Fragmento del texto:
↓↓↓
Pero a más abundamiento, san Pablo no sólo negó la presencia de Dios en los locales llamados templos sino que afirmó que el templo de Dios reside en cada uno de los cristianos: «¿No sabéis que sois templo de Dios y que el Espíritu de Dios habita en vosotros? Si alguno destruye el templo de Dios, Dios le aniquilará. Porque el templo de Dios es santo, y ese templo sois vosotros» (I Cor 3,16-17).
Cuando Jesús indicó de qué manera podía ganarse la vida eterna no habló para nada de ir a misa, ni de celebrar actos rituales de ninguna clase ya que, antes al contrario, puso todo su empeño en eliminar el ritualismo vacuo y burocratizado de la religión que él profesó, esto es del judaismo. El concepto de la misa es absolutamente contrario a la mentalidad del Jesús del Nuevo Testamento.
A este respecto recordaremos la opinión del teólogo católico Julio Lois, citada en el capítulo anterior, cuando afirma que «Cristo, único sacerdote y mediador, no ha llegado a serlo por ritos externos, ni por ofrecimientos de sacrificios rituales, sino por la fidelidad de su vida. En efecto, fue su vida entera el "sacrificio" agradable al Padre y él mismo el sacerdote que la ofreció. Sacerdote y víctima. Se inaugura así una nueva figura sacerdotal, vinculada al sacrificio situado en un nivel personal, existencial. Las nociones de templo, culto, sacrificio... han de ser seriamente reconsideradas para ser asumidas en la iglesia de Jesús.»
↑↑↑
Ejercicio breve 1: Repite tal cual la parte del fragmento sobre el templo y la misa que empieza con "Cuando Jesús indicó" y sigue hasta "del Nuevo Testamento.".
Ejercicio breve 2: Según el fragmento, ¿por qué Jesús no habló de ir a misa ni de ritos cuando explicó cómo ganar la vida eterna? Contesta en una a tres oraciones.
Los registros son un material aparte, sin relación con el fragmento.

Registros mostrados:
↓↓↓
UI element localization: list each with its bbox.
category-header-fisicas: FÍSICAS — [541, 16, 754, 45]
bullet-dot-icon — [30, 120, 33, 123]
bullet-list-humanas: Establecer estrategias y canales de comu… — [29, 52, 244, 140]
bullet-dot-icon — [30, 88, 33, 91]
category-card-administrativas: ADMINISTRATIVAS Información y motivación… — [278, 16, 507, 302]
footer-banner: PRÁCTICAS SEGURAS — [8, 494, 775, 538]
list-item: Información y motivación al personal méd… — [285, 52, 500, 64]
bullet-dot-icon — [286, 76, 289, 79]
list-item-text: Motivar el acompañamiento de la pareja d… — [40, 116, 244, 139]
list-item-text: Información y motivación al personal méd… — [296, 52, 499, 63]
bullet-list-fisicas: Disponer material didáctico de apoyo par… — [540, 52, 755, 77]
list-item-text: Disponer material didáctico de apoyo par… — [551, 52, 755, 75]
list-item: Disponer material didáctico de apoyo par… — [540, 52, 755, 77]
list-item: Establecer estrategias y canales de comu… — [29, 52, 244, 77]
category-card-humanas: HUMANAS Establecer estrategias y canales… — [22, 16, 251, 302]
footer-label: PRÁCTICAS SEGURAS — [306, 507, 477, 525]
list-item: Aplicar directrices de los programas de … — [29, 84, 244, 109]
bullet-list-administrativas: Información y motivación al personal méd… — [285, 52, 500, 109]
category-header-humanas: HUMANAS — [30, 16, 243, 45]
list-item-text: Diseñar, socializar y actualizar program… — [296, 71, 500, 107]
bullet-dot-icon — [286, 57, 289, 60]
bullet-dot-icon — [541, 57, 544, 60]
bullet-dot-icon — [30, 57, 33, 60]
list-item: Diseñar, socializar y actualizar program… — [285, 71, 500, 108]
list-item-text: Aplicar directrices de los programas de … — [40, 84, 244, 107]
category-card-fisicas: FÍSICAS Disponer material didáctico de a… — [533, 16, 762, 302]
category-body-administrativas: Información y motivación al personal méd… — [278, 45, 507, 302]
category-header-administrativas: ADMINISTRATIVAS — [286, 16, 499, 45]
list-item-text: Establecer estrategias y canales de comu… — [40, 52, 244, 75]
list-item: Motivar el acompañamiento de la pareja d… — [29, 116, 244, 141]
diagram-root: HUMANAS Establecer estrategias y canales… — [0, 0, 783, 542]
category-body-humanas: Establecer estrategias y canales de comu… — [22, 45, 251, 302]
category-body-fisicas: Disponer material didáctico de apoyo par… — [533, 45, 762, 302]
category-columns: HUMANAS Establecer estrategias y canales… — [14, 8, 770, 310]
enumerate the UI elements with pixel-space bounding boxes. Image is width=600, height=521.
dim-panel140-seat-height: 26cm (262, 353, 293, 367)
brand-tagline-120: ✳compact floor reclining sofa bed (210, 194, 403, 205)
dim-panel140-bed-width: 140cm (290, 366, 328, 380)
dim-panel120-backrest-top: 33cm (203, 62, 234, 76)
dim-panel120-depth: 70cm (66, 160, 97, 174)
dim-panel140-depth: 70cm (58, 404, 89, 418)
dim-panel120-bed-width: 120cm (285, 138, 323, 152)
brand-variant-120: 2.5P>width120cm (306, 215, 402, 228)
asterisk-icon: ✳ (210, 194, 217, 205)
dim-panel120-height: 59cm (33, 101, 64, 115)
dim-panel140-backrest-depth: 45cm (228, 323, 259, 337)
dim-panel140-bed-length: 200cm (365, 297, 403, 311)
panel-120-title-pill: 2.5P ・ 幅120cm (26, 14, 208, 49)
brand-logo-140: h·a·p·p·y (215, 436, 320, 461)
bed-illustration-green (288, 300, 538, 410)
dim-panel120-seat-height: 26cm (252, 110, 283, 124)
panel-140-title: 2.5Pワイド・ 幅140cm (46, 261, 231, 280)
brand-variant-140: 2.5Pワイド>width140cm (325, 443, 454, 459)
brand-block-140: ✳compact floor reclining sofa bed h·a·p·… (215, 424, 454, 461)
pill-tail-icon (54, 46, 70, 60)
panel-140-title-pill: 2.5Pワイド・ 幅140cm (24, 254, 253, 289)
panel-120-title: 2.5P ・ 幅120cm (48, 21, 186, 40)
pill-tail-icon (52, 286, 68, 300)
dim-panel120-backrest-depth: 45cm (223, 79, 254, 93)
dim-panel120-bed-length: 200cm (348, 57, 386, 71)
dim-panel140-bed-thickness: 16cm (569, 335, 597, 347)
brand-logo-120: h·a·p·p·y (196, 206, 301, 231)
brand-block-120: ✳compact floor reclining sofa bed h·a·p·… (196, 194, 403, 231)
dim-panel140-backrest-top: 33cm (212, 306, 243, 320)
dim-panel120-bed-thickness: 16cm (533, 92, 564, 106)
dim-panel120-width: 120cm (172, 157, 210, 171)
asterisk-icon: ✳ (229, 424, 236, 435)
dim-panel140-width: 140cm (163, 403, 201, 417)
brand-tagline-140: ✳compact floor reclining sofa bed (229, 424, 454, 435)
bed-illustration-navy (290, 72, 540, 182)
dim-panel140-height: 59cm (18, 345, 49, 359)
↑↑↑
Respuesta completa 1:
Cuando Jesús indicó de qué manera podía ganarse la vida eterna no habló para nada de ir a misa, ni de celebrar actos rituales de ninguna clase ya que, antes al contrario, puso todo su empeño en eliminar el ritualismo vacuo y burocratizado de la religión que él profesó, esto es del judaismo. El concepto de la misa es absolutamente contrario a la mentalidad del Jesús del Nuevo Testamento.

Respuesta completa 2: Jesús no habló de misa ni de ritos porque puso todo su empeño en eliminar el ritualismo vacío y burocratizado de la religión que él mismo profesaba, es decir, del judaísmo.